Passage shown:
Original source: The Kurzweil Accelerating Intelligence
A prototype 3D bioprinter that can create totally functional human skin has been developed by scientists from Universidad Carlos III de Madrid (UC3M) and BioDan Group in Spain. The skin has been used to treat burns as well as traumatic and surgical wounds in a large number of patients in Spain, according to the scientists.
The system provides two processes.
Autologous skin (from the patient’s own cells to generate human collagen) for therapeutic use, such as in the treatment of severe burns, instead of the animal collagen used in other methods. The researchers have applied for approval by various European regulatory agencies to guarantee that the skin that is produced is adequate for use in transplants on burn patients and on those with other skin problems.
The 3D-printed skin replicates human bilayered skin, using “bioinks” (biological components) containing human plasma as well as primary human fibroblasts and keratinocytes obtained from skin biopsies. These are controlled by a computer, which deposits them on a print bed in an orderly manner to then produce the skin.
The researchers were able to generate 100 cm2 of printed skin in less than 35 minutes (including the 30 min required for fibrin gelation).
Allogeneic skin (from a stock of cells), done on a large scale for industrial processes. This skin can be used to test pharmaceutical products, cosmetics, and consumer chemical products where current regulations require testing that does not use animals.
“This method of bioprinting allows skin to be generated in a standardized, automated way, and the process is less expensive than manual production,” says Alfredo Brisac, CEO of BioDan Group, the Spanish bioengineering firm specializing in regenerative medicine that is collaborating on this research and commercializing this technology.
The research was published online in the journal Biofabrication.
Abstract of 3D bioprinting of functional human skin: production and in vivo analysis
Significant progress has been made over the past 25 years in the development of in vitro-engineered substitutes that mimic human skin, either to be used as grafts for the replacement of lost skin, or for the establishment of in vitro human skin models. In this sense, laboratory-grown skin substitutes containing dermal and epidermal components offer a promising approach to skin engineering. In particular, a human plasma-based bilayered skin generated by our group, has been applied successfully to treat burns as well as traumatic and surgical wounds in a large number of patients in Spain. There are some aspects requiring improvements in the production process of this skin; for example, the relatively long time (three weeks) needed to produce the surface required to cover an extensive burn or a large wound, and the necessity to automatize and standardize a process currently performed manually. 3D bioprinting has emerged as a flexible tool in regenerative medicine and it provides a platform to address these challenges. In the present study, we have used this technique to print a human bilayered skin using bioinks containing human plasma as well as primary human fibroblasts and keratinocytes that were obtained from skin biopsies. We were able to generate 100 cm2, a standard P100 tissue culture plate, of printed skin in less than 35 min (including the 30 min required for fibrin gelation). We have analysed the structure and function of the printed skin using histological and immunohistochemical methods, both in 3D in vitro cultures and after long-term transplantation to immunodeficient mice. In both cases, the generated skin was very similar to human skin and, furthermore, it was indistinguishable from bilayered dermo-epidermal equivalents, handmade in our laboratories. These results demonstrate that 3D bioprinting is a suitable technology to generate bioengineered skin for therapeutical and industrial applications in an automatized manner.

Tasks to complete:
**A.** List every kind of product that the bioprinted skin article says the allogeneic skin can be used to test.
**B.** Reproduce word for word the part of the bioprinted skin article that opens with the words containing "The system provides" and closes with "minutes (including the 30 min required for fibrin gelation).".

Source material:

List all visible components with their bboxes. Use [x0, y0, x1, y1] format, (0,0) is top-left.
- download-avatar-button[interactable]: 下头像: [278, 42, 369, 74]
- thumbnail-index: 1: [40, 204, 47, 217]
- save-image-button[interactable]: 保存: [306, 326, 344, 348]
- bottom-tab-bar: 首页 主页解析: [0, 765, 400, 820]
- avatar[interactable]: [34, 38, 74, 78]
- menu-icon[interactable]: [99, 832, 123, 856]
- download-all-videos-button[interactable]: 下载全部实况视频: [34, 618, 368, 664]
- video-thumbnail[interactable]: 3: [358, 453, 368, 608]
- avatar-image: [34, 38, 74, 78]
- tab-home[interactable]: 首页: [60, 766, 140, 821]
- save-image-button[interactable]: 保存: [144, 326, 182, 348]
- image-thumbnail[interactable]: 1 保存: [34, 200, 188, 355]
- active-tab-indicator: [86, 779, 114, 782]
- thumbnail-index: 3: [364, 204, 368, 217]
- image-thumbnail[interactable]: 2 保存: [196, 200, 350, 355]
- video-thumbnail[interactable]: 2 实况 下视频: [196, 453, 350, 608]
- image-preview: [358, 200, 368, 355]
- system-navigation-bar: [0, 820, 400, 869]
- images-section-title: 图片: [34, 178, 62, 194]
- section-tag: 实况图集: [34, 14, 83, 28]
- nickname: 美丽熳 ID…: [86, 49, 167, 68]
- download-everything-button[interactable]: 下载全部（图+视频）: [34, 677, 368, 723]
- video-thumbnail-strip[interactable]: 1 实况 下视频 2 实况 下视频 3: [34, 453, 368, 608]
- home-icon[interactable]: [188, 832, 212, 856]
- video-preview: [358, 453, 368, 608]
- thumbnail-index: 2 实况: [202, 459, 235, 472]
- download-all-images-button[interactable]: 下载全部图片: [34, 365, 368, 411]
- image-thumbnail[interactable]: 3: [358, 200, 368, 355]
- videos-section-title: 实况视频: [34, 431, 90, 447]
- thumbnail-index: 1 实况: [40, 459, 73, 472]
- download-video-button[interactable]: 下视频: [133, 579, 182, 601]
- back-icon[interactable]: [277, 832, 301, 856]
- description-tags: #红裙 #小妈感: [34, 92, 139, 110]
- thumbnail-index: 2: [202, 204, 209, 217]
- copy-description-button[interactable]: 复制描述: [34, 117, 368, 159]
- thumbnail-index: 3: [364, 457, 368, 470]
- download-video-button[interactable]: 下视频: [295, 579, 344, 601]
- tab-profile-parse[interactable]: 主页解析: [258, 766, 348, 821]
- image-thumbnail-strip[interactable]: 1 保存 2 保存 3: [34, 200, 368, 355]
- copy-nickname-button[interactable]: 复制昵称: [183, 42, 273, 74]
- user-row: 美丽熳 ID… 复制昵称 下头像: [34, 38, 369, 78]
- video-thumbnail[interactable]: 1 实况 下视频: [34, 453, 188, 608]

Solutions in order:
**A.** pharmaceutical products, cosmetics, consumer chemical products

**B.**
The system provides two processes.
Autologous skin (from the patient’s own cells to generate human collagen) for therapeutic use, such as in the treatment of severe burns, instead of the animal collagen used in other methods. The researchers have applied for approval by various European regulatory agencies to guarantee that the skin that is produced is adequate for use in transplants on burn patients and on those with other skin problems.
The 3D-printed skin replicates human bilayered skin, using “bioinks” (biological components) containing human plasma as well as primary human fibroblasts and keratinocytes obtained from skin biopsies. These are controlled by a computer, which deposits them on a print bed in an orderly manner to then produce the skin.
The researchers were able to generate 100 cm2 of printed skin in less than 35 minutes (including the 30 min required for fibrin gelation).